Short problem
Skip the pictures and extract all of the lines exactly as written.

Data shown

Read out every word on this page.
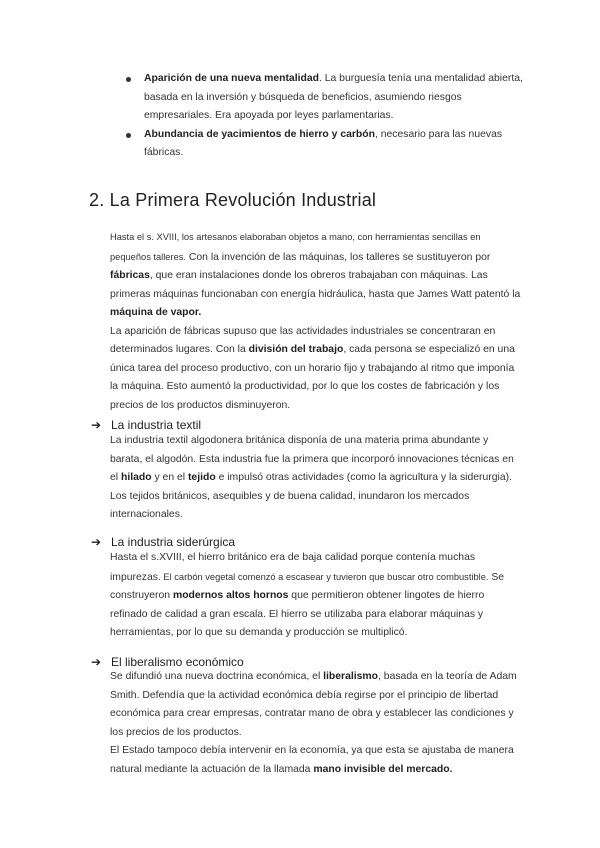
Aparición de una nueva mentalidad. La burguesía tenía una mentalidad abierta, basada en la inversión y búsqueda de beneficios, asumiendo riesgos empresariales. Era apoyada por leyes parlamentarias.
Abundancia de yacimientos de hierro y carbón, necesario para las nuevas fábricas.
2. La Primera Revolución Industrial

Hasta el s. XVIII, los artesanos elaboraban objetos a mano, con herramientas sencillas en pequeños talleres. Con la invención de las máquinas, los talleres se sustituyeron por fábricas, que eran instalaciones donde los obreros trabajaban con máquinas. Las primeras máquinas funcionaban con energía hidráulica, hasta que James Watt patentó la máquina de vapor.

La aparición de fábricas supuso que las actividades industriales se concentraran en determinados lugares. Con la división del trabajo, cada persona se especializó en una única tarea del proceso productivo, con un horario fijo y trabajando al ritmo que imponía la máquina. Esto aumentó la productividad, por lo que los costes de fabricación y los precios de los productos disminuyeron.

➔ La industria textil

La industria textil algodonera británica disponía de una materia prima abundante y barata, el algodón. Esta industria fue la primera que incorporó innovaciones técnicas en el hilado y en el tejido e impulsó otras actividades (como la agricultura y la siderurgia). Los tejidos británicos, asequibles y de buena calidad, inundaron los mercados internacionales.

➔ La industria siderúrgica

Hasta el s.XVIII, el hierro británico era de baja calidad porque contenía muchas impurezas. El carbón vegetal comenzó a escasear y tuvieron que buscar otro combustible. Se construyeron modernos altos hornos que permitieron obtener lingotes de hierro refinado de calidad a gran escala. El hierro se utilizaba para elaborar máquinas y herramientas, por lo que su demanda y producción se multiplicó.

➔ El liberalismo económico

Se difundió una nueva doctrina económica, el liberalismo, basada en la teoría de Adam Smith. Defendía que la actividad económica debía regirse por el principio de libertad económica para crear empresas, contratar mano de obra y establecer las condiciones y los precios de los productos.

El Estado tampoco debía intervenir en la economía, ya que esta se ajustaba de manera natural mediante la actuación de la llamada mano invisible del mercado.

Complete output
Read out every word on this page.
Aparición de una nueva mentalidad. La burguesía tenía una mentalidad abierta, basada en la inversión y búsqueda de beneficios, asumiendo riesgos empresariales. Era apoyada por leyes parlamentarias.
Abundancia de yacimientos de hierro y carbón, necesario para las nuevas fábricas.
2. La Primera Revolución Industrial

Hasta el s. XVIII, los artesanos elaboraban objetos a mano, con herramientas sencillas en pequeños talleres. Con la invención de las máquinas, los talleres se sustituyeron por fábricas, que eran instalaciones donde los obreros trabajaban con máquinas. Las primeras máquinas funcionaban con energía hidráulica, hasta que James Watt patentó la máquina de vapor.

La aparición de fábricas supuso que las actividades industriales se concentraran en determinados lugares. Con la división del trabajo, cada persona se especializó en una única tarea del proceso productivo, con un horario fijo y trabajando al ritmo que imponía la máquina. Esto aumentó la productividad, por lo que los costes de fabricación y los precios de los productos disminuyeron.

➔ La industria textil

La industria textil algodonera británica disponía de una materia prima abundante y barata, el algodón. Esta industria fue la primera que incorporó innovaciones técnicas en el hilado y en el tejido e impulsó otras actividades (como la agricultura y la siderurgia). Los tejidos británicos, asequibles y de buena calidad, inundaron los mercados internacionales.

➔ La industria siderúrgica

Hasta el s.XVIII, el hierro británico era de baja calidad porque contenía muchas impurezas. El carbón vegetal comenzó a escasear y tuvieron que buscar otro combustible. Se construyeron modernos altos hornos que permitieron obtener lingotes de hierro refinado de calidad a gran escala. El hierro se utilizaba para elaborar máquinas y herramientas, por lo que su demanda y producción se multiplicó.

➔ El liberalismo económico

Se difundió una nueva doctrina económica, el liberalismo, basada en la teoría de Adam Smith. Defendía que la actividad económica debía regirse por el principio de libertad económica para crear empresas, contratar mano de obra y establecer las condiciones y los precios de los productos.

El Estado tampoco debía intervenir en la economía, ya que esta se ajustaba de manera natural mediante la actuación de la llamada mano invisible del mercado.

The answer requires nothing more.